* _TASK DETAILS_
Print all of the data exactly as written.

* _RECORDED INFORMATION_
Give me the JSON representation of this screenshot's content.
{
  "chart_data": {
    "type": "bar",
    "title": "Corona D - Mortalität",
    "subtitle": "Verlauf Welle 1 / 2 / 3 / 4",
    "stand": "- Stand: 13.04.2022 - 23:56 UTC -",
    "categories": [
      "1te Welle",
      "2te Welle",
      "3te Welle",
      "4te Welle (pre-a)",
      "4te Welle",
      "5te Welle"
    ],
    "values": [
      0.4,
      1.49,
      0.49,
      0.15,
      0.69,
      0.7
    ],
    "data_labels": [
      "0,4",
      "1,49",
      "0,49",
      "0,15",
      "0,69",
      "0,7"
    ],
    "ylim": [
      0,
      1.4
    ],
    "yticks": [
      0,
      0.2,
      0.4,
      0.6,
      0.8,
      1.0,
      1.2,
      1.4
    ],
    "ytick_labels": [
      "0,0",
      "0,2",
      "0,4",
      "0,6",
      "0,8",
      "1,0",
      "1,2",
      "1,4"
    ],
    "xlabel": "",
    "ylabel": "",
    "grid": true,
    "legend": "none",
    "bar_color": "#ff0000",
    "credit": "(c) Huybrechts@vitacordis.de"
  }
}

* _EXPECTED OUTPUT_
Give me the JSON representation of this screenshot's content.
{
  "chart_data": {
    "type": "bar",
    "title": "Corona D - Mortalität",
    "subtitle": "Verlauf Welle 1 / 2 / 3 / 4",
    "stand": "- Stand: 13.04.2022 - 23:56 UTC -",
    "categories": [
      "1te Welle",
      "2te Welle",
      "3te Welle",
      "4te Welle (pre-a)",
      "4te Welle",
      "5te Welle"
    ],
    "values": [
      0.4,
      1.49,
      0.49,
      0.15,
      0.69,
      0.7
    ],
    "data_labels": [
      "0,4",
      "1,49",
      "0,49",
      "0,15",
      "0,69",
      "0,7"
    ],
    "ylim": [
      0,
      1.4
    ],
    "yticks": [
      0,
      0.2,
      0.4,
      0.6,
      0.8,
      1.0,
      1.2,
      1.4
    ],
    "ytick_labels": [
      "0,0",
      "0,2",
      "0,4",
      "0,6",
      "0,8",
      "1,0",
      "1,2",
      "1,4"
    ],
    "xlabel": "",
    "ylabel": "",
    "grid": true,
    "legend": "none",
    "bar_color": "#ff0000",
    "credit": "(c) Huybrechts@vitacordis.de"
  }
}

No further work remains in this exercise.